Task objective: How many lines in the records below hold the string "JSON"? Answer with the number alone.

--- Begin Source data ---

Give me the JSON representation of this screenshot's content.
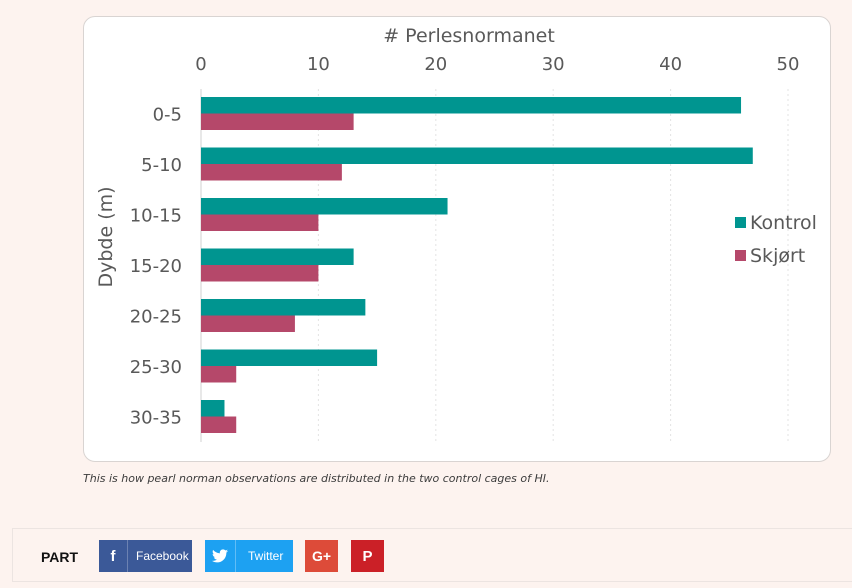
{
  "chart_data": {
    "type": "bar",
    "orientation": "horizontal",
    "title": "# Perlesnormanet",
    "xlabel": "# Perlesnormanet",
    "ylabel": "Dybde (m)",
    "categories": [
      "0-5",
      "5-10",
      "10-15",
      "15-20",
      "20-25",
      "25-30",
      "30-35"
    ],
    "series": [
      {
        "name": "Kontrol",
        "color": "#009590",
        "values": [
          46,
          47,
          21,
          13,
          14,
          15,
          2
        ]
      },
      {
        "name": "Skjørt",
        "color": "#b5486a",
        "values": [
          13,
          12,
          10,
          10,
          8,
          3,
          3
        ]
      }
    ],
    "xlim": [
      0,
      50
    ],
    "xticks": [
      0,
      10,
      20,
      30,
      40,
      50
    ],
    "x_axis_position": "top",
    "grid": "vertical dashed",
    "legend_position": "right"
  },
  "caption": "This is how pearl norman observations are distributed in the two control cages of HI.",
  "share": {
    "label": "PART",
    "facebook_icon": "f",
    "facebook_label": "Facebook",
    "twitter_label": "Twitter",
    "googleplus_icon": "G+",
    "pinterest_icon": "P"
  }
}
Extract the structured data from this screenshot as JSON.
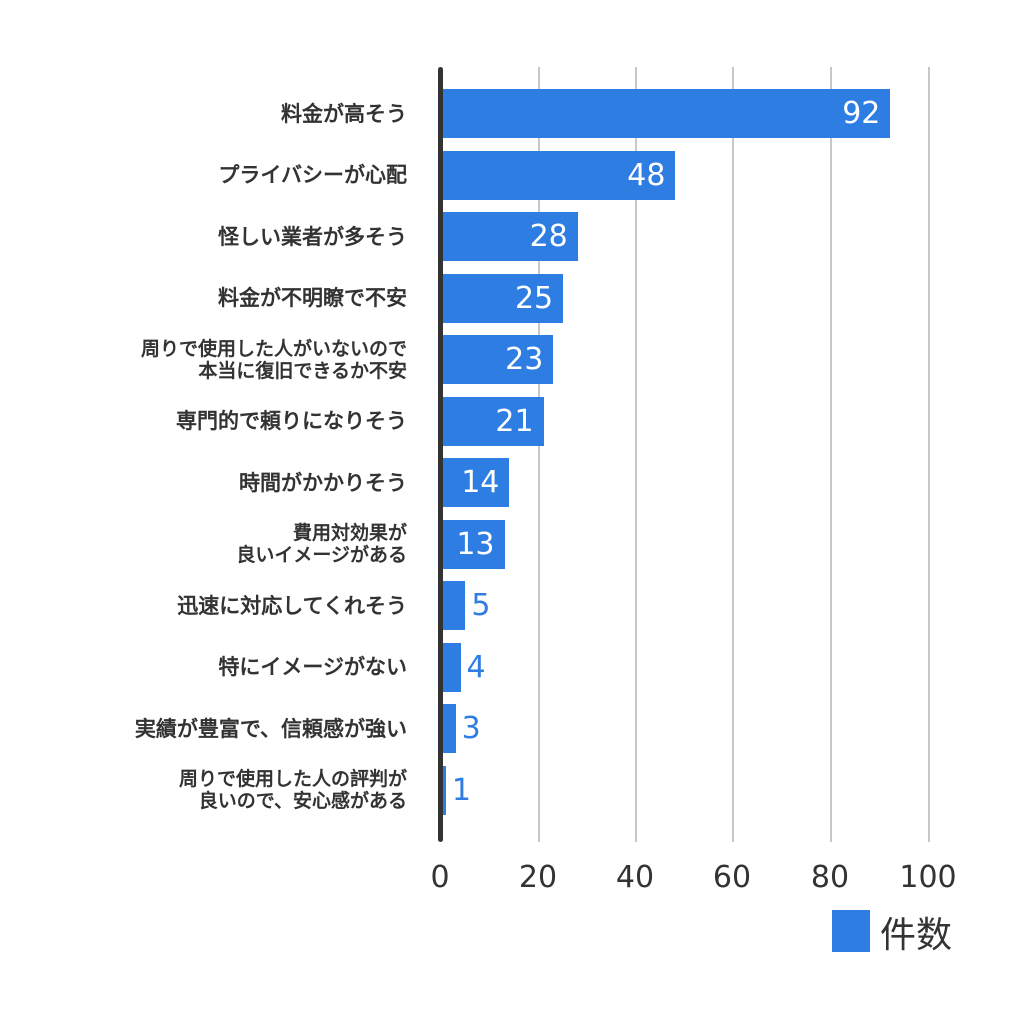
{
  "chart_data": {
    "type": "bar",
    "orientation": "horizontal",
    "title": "",
    "xlabel": "",
    "ylabel": "",
    "xlim": [
      0,
      100
    ],
    "xticks": [
      "0",
      "20",
      "40",
      "60",
      "80",
      "100"
    ],
    "grid": true,
    "legend_position": "bottom-right",
    "color": "#2e7de3",
    "categories": [
      "料金が高そう",
      "プライバシーが心配",
      "怪しい業者が多そう",
      "料金が不明瞭で不安",
      "周りで使用した人がいないので\n本当に復旧できるか不安",
      "専門的で頼りになりそう",
      "時間がかかりそう",
      "費用対効果が\n良いイメージがある",
      "迅速に対応してくれそう",
      "特にイメージがない",
      "実績が豊富で、信頼感が強い",
      "周りで使用した人の評判が\n良いので、安心感がある"
    ],
    "series": [
      {
        "name": "件数",
        "values": [
          92,
          48,
          28,
          25,
          23,
          21,
          14,
          13,
          5,
          4,
          3,
          1
        ]
      }
    ]
  },
  "labels": {
    "c0": [
      "料金が高そう"
    ],
    "c1": [
      "プライバシーが心配"
    ],
    "c2": [
      "怪しい業者が多そう"
    ],
    "c3": [
      "料金が不明瞭で不安"
    ],
    "c4": [
      "周りで使用した人がいないので",
      "本当に復旧できるか不安"
    ],
    "c5": [
      "専門的で頼りになりそう"
    ],
    "c6": [
      "時間がかかりそう"
    ],
    "c7": [
      "費用対効果が",
      "良いイメージがある"
    ],
    "c8": [
      "迅速に対応してくれそう"
    ],
    "c9": [
      "特にイメージがない"
    ],
    "c10": [
      "実績が豊富で、信頼感が強い"
    ],
    "c11": [
      "周りで使用した人の評判が",
      "良いので、安心感がある"
    ]
  },
  "values_text": [
    "92",
    "48",
    "28",
    "25",
    "23",
    "21",
    "14",
    "13",
    "5",
    "4",
    "3",
    "1"
  ],
  "ticks": [
    "0",
    "20",
    "40",
    "60",
    "80",
    "100"
  ],
  "legend": {
    "label": "件数"
  }
}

--- End Source data ---

Correct answer: 2